Return the records below word for word, leaving out the pictures.

● Extracted entries:
--- BEGIN ---

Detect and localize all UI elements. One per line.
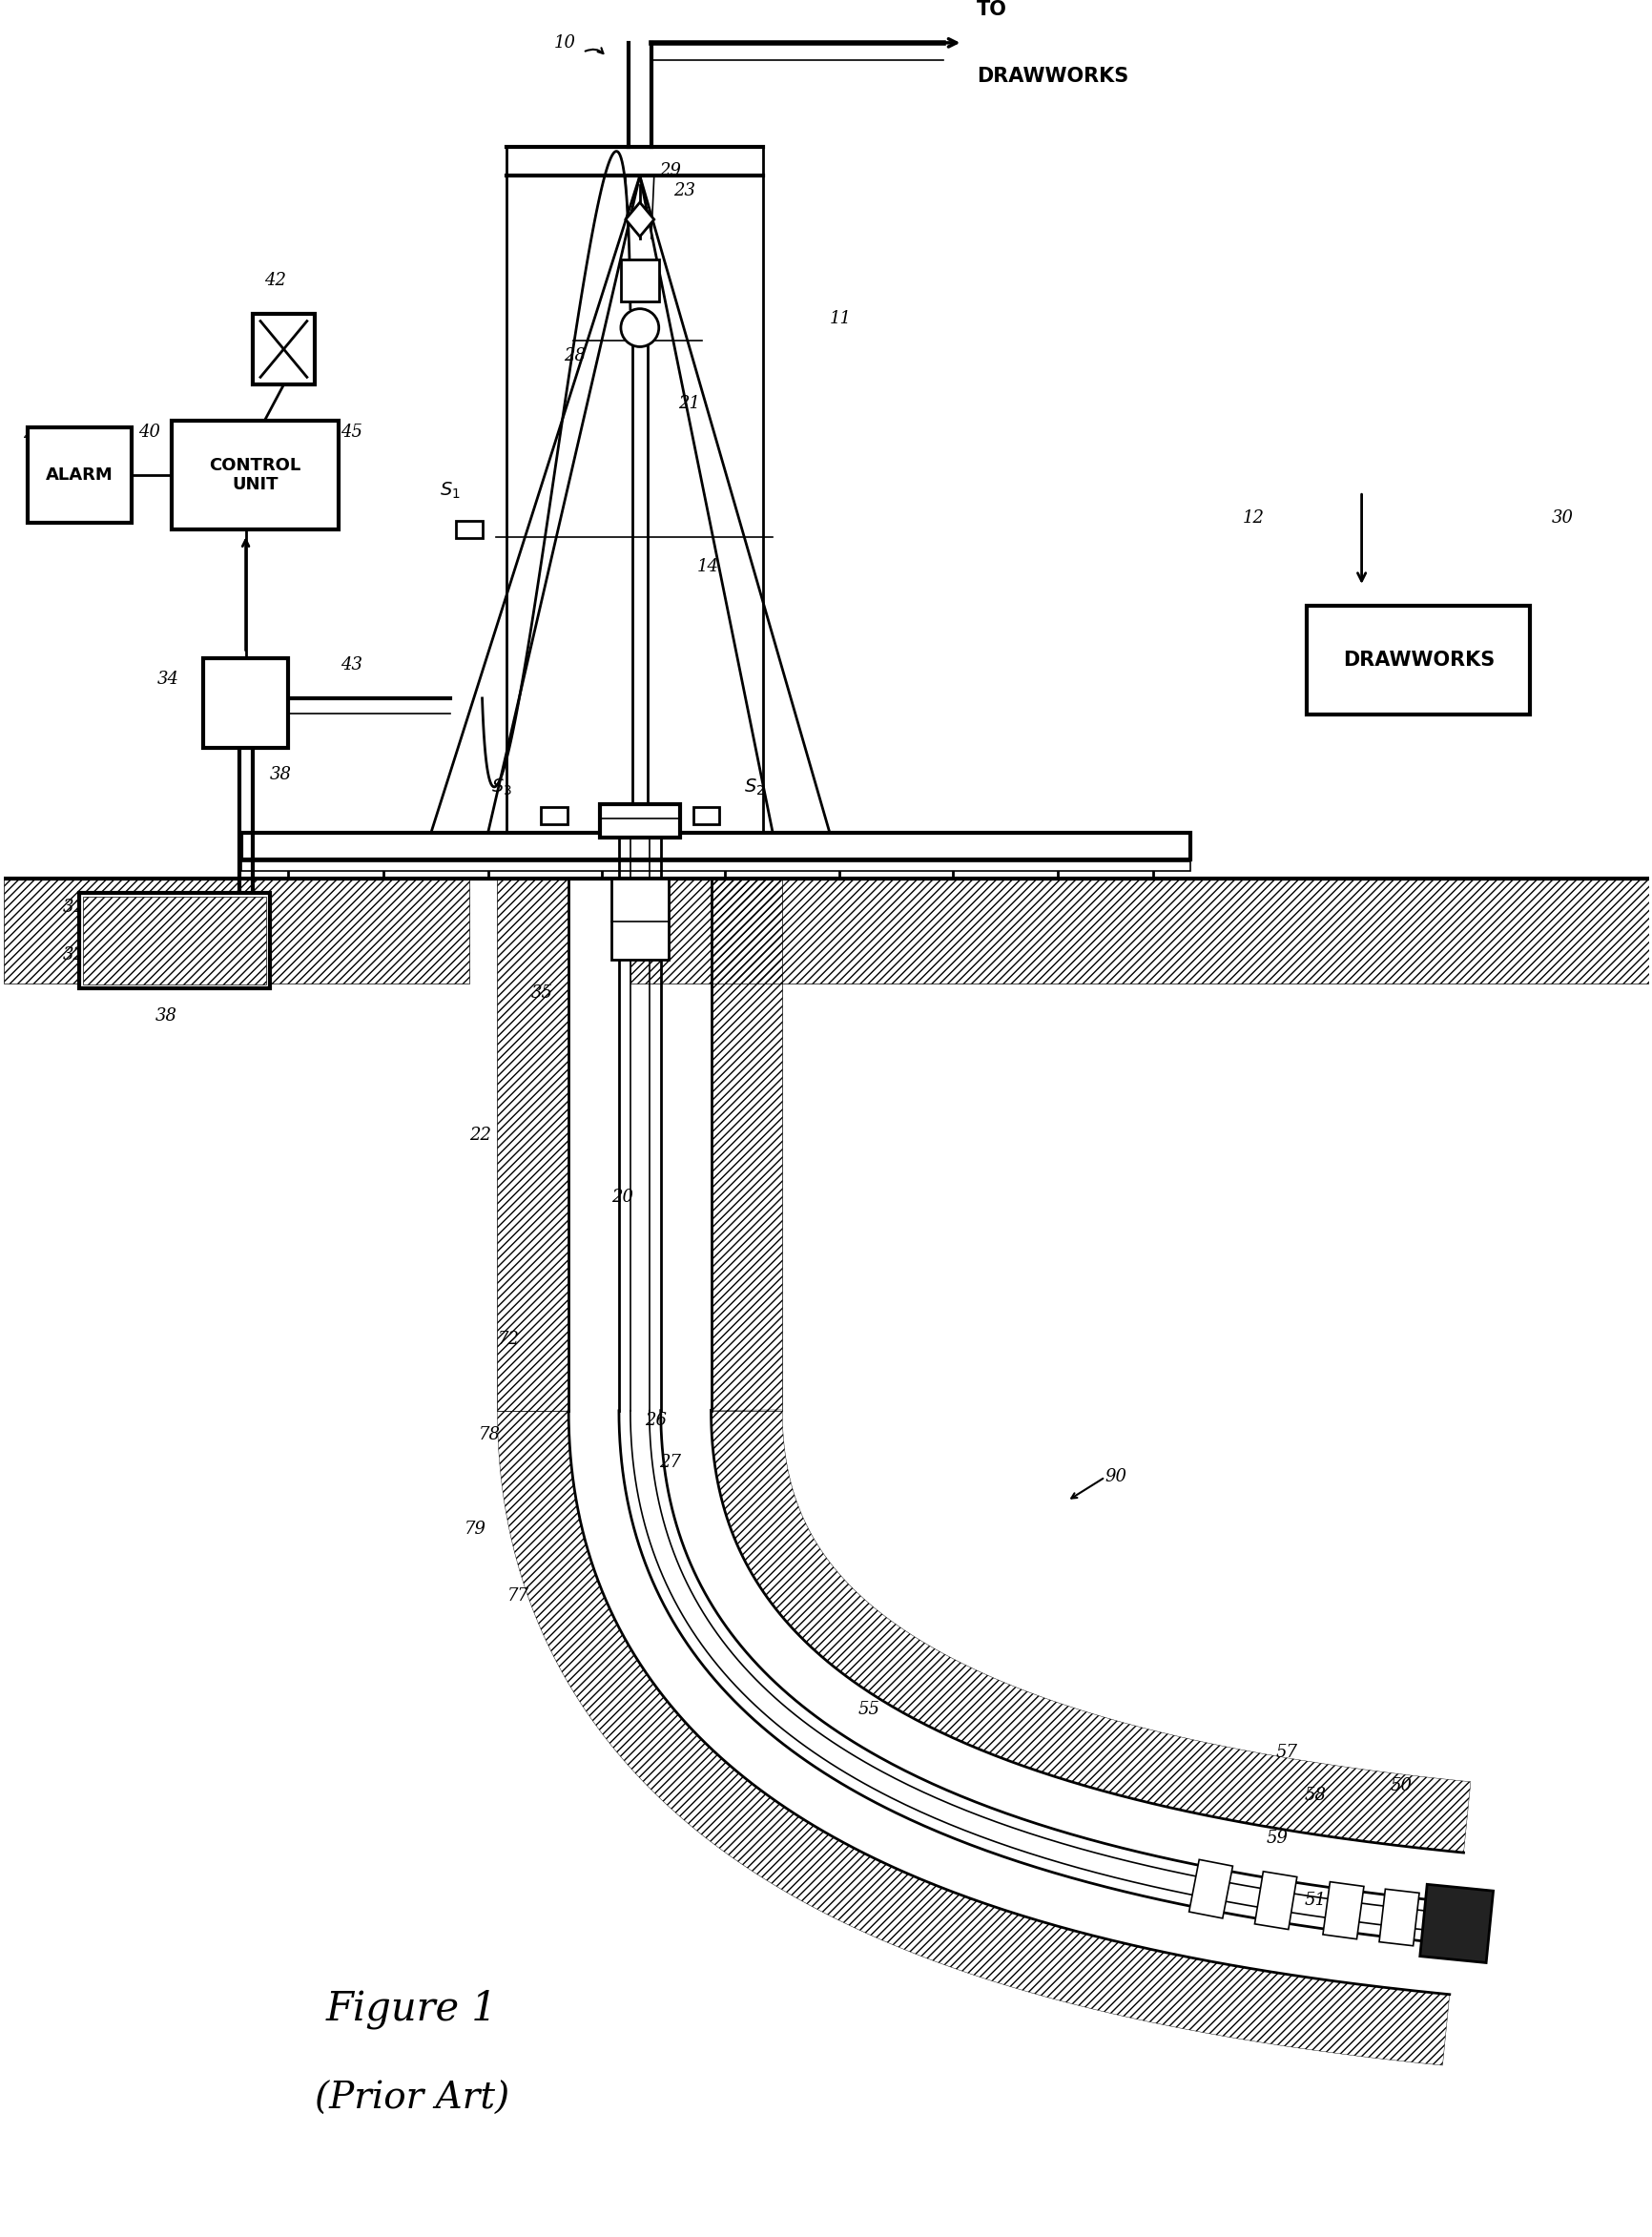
Text: 10: 10 xyxy=(553,34,577,51)
Text: 58: 58 xyxy=(1303,1787,1327,1803)
Text: 32: 32 xyxy=(63,946,84,964)
Text: 22: 22 xyxy=(469,1127,491,1143)
Bar xyxy=(241,861,1189,870)
Text: 28: 28 xyxy=(563,347,585,365)
Text: 50: 50 xyxy=(1389,1776,1411,1794)
Text: 45: 45 xyxy=(340,423,362,441)
Text: DRAWWORKS: DRAWWORKS xyxy=(976,67,1128,85)
Text: 23: 23 xyxy=(672,183,694,199)
Text: 31: 31 xyxy=(63,899,84,915)
Text: 77: 77 xyxy=(507,1588,529,1604)
Text: 43: 43 xyxy=(340,655,362,673)
Bar xyxy=(1307,606,1530,716)
Bar xyxy=(203,658,289,747)
Bar xyxy=(611,879,667,960)
Text: 57: 57 xyxy=(1275,1745,1297,1761)
Text: 38: 38 xyxy=(155,1009,177,1025)
Text: 34: 34 xyxy=(157,671,178,687)
Text: 35: 35 xyxy=(530,984,552,1002)
Text: $S_1$: $S_1$ xyxy=(439,481,459,501)
Bar xyxy=(79,893,269,989)
Text: 27: 27 xyxy=(659,1454,681,1472)
Text: CONTROL
UNIT: CONTROL UNIT xyxy=(210,456,301,494)
Text: 42: 42 xyxy=(264,271,286,289)
Text: 90: 90 xyxy=(1105,1467,1127,1485)
Polygon shape xyxy=(1419,1884,1492,1962)
Text: 79: 79 xyxy=(464,1521,486,1537)
Text: $S_3$: $S_3$ xyxy=(491,776,512,799)
Polygon shape xyxy=(1188,1859,1232,1919)
Text: 14: 14 xyxy=(697,559,719,575)
Bar xyxy=(692,808,719,825)
Bar xyxy=(172,421,339,530)
Bar xyxy=(241,832,1189,859)
Text: 20: 20 xyxy=(611,1188,633,1206)
Polygon shape xyxy=(1254,1872,1297,1931)
Circle shape xyxy=(621,309,659,347)
Text: 12: 12 xyxy=(1242,510,1264,526)
Bar xyxy=(456,521,482,537)
Bar xyxy=(540,808,567,825)
Text: Figure 1: Figure 1 xyxy=(325,1989,497,2029)
Bar xyxy=(83,897,266,984)
Bar xyxy=(26,427,132,523)
Polygon shape xyxy=(1322,1881,1363,1939)
Text: 38: 38 xyxy=(269,765,291,783)
Text: (Prior Art): (Prior Art) xyxy=(314,2083,509,2116)
Text: 21: 21 xyxy=(677,396,699,412)
Text: 51: 51 xyxy=(1303,1890,1327,1908)
Text: 30: 30 xyxy=(1551,510,1573,526)
Bar xyxy=(253,313,314,385)
Text: 72: 72 xyxy=(497,1331,519,1349)
Polygon shape xyxy=(1378,1888,1419,1946)
Text: 78: 78 xyxy=(477,1425,501,1443)
Bar xyxy=(600,805,679,839)
Text: TO: TO xyxy=(976,0,1006,20)
Text: $S_2$: $S_2$ xyxy=(743,776,763,799)
Text: DRAWWORKS: DRAWWORKS xyxy=(1341,651,1493,669)
Text: 40: 40 xyxy=(139,423,160,441)
Text: 11: 11 xyxy=(829,309,851,327)
Bar xyxy=(621,259,659,302)
Polygon shape xyxy=(624,201,654,237)
Text: 29: 29 xyxy=(659,163,681,179)
Text: ALARM: ALARM xyxy=(46,465,114,483)
Text: 59: 59 xyxy=(1265,1830,1289,1846)
Text: 55: 55 xyxy=(857,1700,881,1718)
Text: 44: 44 xyxy=(23,430,45,445)
Text: 26: 26 xyxy=(644,1412,666,1429)
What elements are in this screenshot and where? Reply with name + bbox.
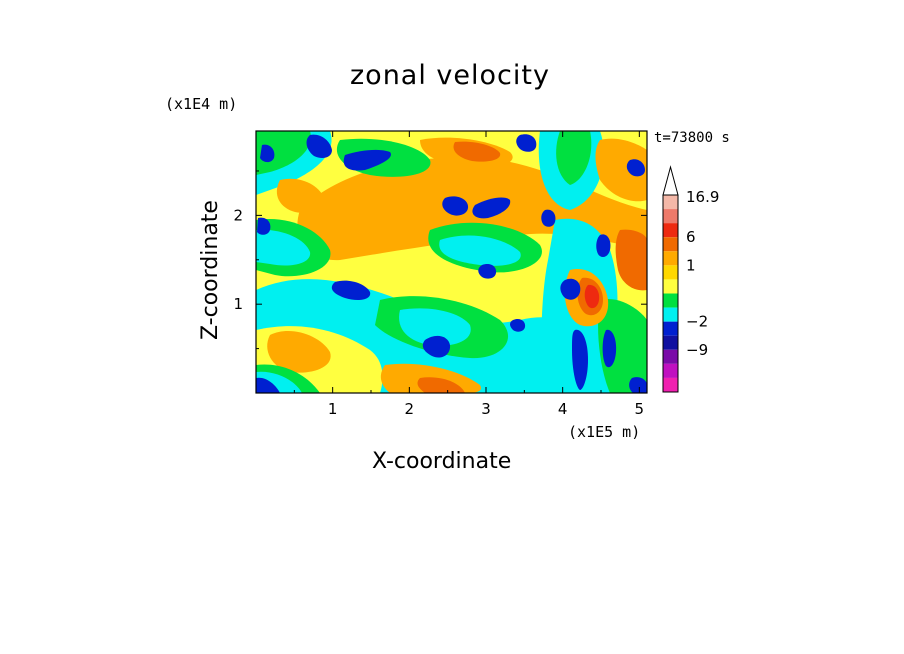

--- END ---

● Result for this exercise:
Detect and localize all UI elements. One per line.
Text: 10: 10 xyxy=(553,34,577,51)
Text: 58: 58 xyxy=(1303,1787,1327,1803)
Text: 32: 32 xyxy=(63,946,84,964)
Text: 22: 22 xyxy=(469,1127,491,1143)
Bar xyxy=(241,861,1189,870)
Text: 28: 28 xyxy=(563,347,585,365)
Text: 50: 50 xyxy=(1389,1776,1411,1794)
Text: 45: 45 xyxy=(340,423,362,441)
Text: DRAWWORKS: DRAWWORKS xyxy=(976,67,1128,85)
Text: 23: 23 xyxy=(672,183,694,199)
Text: 31: 31 xyxy=(63,899,84,915)
Text: 77: 77 xyxy=(507,1588,529,1604)
Text: 43: 43 xyxy=(340,655,362,673)
Bar xyxy=(1307,606,1530,716)
Bar xyxy=(203,658,289,747)
Bar xyxy=(611,879,667,960)
Text: 57: 57 xyxy=(1275,1745,1297,1761)
Text: 38: 38 xyxy=(155,1009,177,1025)
Text: 34: 34 xyxy=(157,671,178,687)
Text: 35: 35 xyxy=(530,984,552,1002)
Text: $S_1$: $S_1$ xyxy=(439,481,459,501)
Bar xyxy=(79,893,269,989)
Text: 27: 27 xyxy=(659,1454,681,1472)
Text: CONTROL
UNIT: CONTROL UNIT xyxy=(210,456,301,494)
Text: 42: 42 xyxy=(264,271,286,289)
Text: 90: 90 xyxy=(1105,1467,1127,1485)
Polygon shape xyxy=(1419,1884,1492,1962)
Text: 79: 79 xyxy=(464,1521,486,1537)
Text: $S_3$: $S_3$ xyxy=(491,776,512,799)
Polygon shape xyxy=(1188,1859,1232,1919)
Text: 14: 14 xyxy=(697,559,719,575)
Bar xyxy=(692,808,719,825)
Bar xyxy=(172,421,339,530)
Bar xyxy=(241,832,1189,859)
Text: 20: 20 xyxy=(611,1188,633,1206)
Polygon shape xyxy=(1254,1872,1297,1931)
Circle shape xyxy=(621,309,659,347)
Text: 12: 12 xyxy=(1242,510,1264,526)
Bar xyxy=(456,521,482,537)
Bar xyxy=(540,808,567,825)
Text: Figure 1: Figure 1 xyxy=(325,1989,497,2029)
Bar xyxy=(83,897,266,984)
Bar xyxy=(26,427,132,523)
Polygon shape xyxy=(1322,1881,1363,1939)
Text: 38: 38 xyxy=(269,765,291,783)
Text: (Prior Art): (Prior Art) xyxy=(314,2083,509,2116)
Text: 21: 21 xyxy=(677,396,699,412)
Text: 51: 51 xyxy=(1303,1890,1327,1908)
Text: 30: 30 xyxy=(1551,510,1573,526)
Bar xyxy=(253,313,314,385)
Text: 72: 72 xyxy=(497,1331,519,1349)
Polygon shape xyxy=(1378,1888,1419,1946)
Text: 78: 78 xyxy=(477,1425,501,1443)
Bar xyxy=(600,805,679,839)
Text: TO: TO xyxy=(976,0,1006,20)
Text: $S_2$: $S_2$ xyxy=(743,776,763,799)
Text: DRAWWORKS: DRAWWORKS xyxy=(1341,651,1493,669)
Text: 40: 40 xyxy=(139,423,160,441)
Text: 11: 11 xyxy=(829,309,851,327)
Bar xyxy=(621,259,659,302)
Polygon shape xyxy=(624,201,654,237)
Text: 29: 29 xyxy=(659,163,681,179)
Text: ALARM: ALARM xyxy=(46,465,114,483)
Text: 59: 59 xyxy=(1265,1830,1289,1846)
Text: 55: 55 xyxy=(857,1700,881,1718)
Text: 44: 44 xyxy=(23,430,45,445)
Text: 26: 26 xyxy=(644,1412,666,1429)
What elements are in this screenshot and where? Reply with name + bbox.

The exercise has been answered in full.